- **Problem**
Determine how many lines in these records hold "marker". Only the number is wanted.

◆ ◆ ◆ ◆ ◆ ◆ ◆

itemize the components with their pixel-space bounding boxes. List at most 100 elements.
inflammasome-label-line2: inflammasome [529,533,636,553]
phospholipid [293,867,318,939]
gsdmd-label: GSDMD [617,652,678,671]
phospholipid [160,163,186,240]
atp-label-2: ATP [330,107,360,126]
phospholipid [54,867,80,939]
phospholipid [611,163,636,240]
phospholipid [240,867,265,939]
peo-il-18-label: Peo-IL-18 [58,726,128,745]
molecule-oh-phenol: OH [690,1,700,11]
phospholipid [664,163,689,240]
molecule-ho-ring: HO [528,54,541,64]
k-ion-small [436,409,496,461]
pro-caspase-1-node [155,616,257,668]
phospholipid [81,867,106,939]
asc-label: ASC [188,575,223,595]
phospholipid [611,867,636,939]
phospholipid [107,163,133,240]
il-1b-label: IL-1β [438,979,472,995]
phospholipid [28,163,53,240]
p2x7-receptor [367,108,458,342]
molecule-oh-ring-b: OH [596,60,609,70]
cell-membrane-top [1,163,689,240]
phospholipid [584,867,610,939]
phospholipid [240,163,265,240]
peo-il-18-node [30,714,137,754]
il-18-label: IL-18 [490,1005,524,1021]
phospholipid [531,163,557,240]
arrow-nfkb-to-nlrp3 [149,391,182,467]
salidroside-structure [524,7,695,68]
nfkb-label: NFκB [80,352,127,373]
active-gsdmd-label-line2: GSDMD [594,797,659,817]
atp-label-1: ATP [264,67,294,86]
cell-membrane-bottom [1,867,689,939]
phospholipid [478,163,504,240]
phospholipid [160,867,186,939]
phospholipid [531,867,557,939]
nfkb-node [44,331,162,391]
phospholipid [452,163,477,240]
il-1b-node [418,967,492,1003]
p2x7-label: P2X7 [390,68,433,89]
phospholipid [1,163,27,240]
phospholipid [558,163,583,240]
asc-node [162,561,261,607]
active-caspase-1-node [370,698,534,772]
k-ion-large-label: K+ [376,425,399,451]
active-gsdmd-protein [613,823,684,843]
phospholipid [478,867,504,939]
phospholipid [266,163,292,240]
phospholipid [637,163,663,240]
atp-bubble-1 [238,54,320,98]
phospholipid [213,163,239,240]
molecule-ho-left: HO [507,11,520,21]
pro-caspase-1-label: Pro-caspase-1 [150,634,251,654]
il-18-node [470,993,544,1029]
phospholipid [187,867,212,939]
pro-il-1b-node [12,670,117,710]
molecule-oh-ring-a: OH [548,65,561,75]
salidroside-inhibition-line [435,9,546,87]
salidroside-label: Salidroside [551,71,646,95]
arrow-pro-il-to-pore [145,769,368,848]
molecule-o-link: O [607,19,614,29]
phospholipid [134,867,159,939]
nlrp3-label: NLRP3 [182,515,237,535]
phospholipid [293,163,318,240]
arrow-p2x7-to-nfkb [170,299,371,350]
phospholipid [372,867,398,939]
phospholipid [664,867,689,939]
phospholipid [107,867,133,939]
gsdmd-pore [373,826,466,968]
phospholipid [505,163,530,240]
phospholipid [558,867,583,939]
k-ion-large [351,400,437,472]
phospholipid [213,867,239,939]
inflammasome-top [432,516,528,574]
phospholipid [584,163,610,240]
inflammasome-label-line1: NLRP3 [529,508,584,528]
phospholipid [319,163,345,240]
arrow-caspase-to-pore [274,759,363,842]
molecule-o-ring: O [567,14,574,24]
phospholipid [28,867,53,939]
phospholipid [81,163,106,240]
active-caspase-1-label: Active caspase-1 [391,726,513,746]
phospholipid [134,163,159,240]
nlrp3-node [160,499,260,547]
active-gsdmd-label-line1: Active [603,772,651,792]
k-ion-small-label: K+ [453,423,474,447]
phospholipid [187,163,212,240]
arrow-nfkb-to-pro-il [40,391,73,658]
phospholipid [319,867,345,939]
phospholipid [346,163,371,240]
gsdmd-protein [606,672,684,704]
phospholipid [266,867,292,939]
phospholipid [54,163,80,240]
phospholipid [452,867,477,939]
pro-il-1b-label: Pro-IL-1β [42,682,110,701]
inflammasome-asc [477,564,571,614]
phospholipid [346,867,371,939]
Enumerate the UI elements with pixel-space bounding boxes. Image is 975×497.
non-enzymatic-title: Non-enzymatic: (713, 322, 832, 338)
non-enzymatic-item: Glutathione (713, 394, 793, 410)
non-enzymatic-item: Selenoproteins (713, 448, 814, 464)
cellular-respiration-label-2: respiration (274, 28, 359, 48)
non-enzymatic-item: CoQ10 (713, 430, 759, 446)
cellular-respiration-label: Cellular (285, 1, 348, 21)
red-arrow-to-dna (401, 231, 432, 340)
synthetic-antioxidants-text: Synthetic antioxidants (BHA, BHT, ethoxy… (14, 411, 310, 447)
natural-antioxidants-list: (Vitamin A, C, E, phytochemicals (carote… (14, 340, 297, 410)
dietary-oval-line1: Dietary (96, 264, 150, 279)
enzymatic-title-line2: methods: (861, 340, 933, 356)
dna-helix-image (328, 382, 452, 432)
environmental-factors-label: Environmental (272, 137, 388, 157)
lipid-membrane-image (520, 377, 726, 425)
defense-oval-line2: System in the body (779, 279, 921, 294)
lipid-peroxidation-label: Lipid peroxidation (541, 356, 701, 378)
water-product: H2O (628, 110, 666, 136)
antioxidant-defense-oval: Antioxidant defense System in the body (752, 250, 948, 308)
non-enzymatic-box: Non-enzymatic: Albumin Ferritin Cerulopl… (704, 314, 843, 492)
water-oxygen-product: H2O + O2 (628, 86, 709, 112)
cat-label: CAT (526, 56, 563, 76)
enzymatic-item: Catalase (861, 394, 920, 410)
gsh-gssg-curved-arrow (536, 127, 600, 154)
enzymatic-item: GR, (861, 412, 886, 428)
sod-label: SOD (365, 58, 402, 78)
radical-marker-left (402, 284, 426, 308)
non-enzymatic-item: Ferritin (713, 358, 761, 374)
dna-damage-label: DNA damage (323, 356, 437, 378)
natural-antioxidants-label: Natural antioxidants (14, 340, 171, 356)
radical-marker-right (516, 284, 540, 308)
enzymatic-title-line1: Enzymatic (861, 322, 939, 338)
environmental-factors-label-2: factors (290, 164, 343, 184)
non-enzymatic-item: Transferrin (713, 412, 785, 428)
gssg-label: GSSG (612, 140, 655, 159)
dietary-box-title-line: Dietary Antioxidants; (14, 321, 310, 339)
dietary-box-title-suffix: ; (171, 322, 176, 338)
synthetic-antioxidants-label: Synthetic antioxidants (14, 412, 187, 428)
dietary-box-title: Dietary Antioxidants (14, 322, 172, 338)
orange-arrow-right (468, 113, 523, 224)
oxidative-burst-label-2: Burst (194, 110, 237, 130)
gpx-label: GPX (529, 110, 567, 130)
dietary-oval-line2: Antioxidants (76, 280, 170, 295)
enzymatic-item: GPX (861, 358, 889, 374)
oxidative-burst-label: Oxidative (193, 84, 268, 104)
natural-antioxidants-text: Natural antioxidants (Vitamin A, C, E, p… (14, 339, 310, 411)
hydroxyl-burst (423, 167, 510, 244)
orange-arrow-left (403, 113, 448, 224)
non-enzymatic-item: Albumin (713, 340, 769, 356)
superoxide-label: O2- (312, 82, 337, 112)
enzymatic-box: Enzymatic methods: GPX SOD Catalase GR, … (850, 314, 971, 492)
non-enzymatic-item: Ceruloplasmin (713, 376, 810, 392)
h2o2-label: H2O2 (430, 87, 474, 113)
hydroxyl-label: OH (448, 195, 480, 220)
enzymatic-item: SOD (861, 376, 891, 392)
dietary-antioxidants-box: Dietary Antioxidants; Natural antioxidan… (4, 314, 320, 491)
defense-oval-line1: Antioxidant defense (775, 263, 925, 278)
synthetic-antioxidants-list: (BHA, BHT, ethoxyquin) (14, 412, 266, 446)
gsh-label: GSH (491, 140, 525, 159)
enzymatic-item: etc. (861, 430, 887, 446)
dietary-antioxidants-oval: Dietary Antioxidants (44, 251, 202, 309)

◆ ◆ ◆ ◆ ◆ ◆ ◆

- **Reply to the task**
2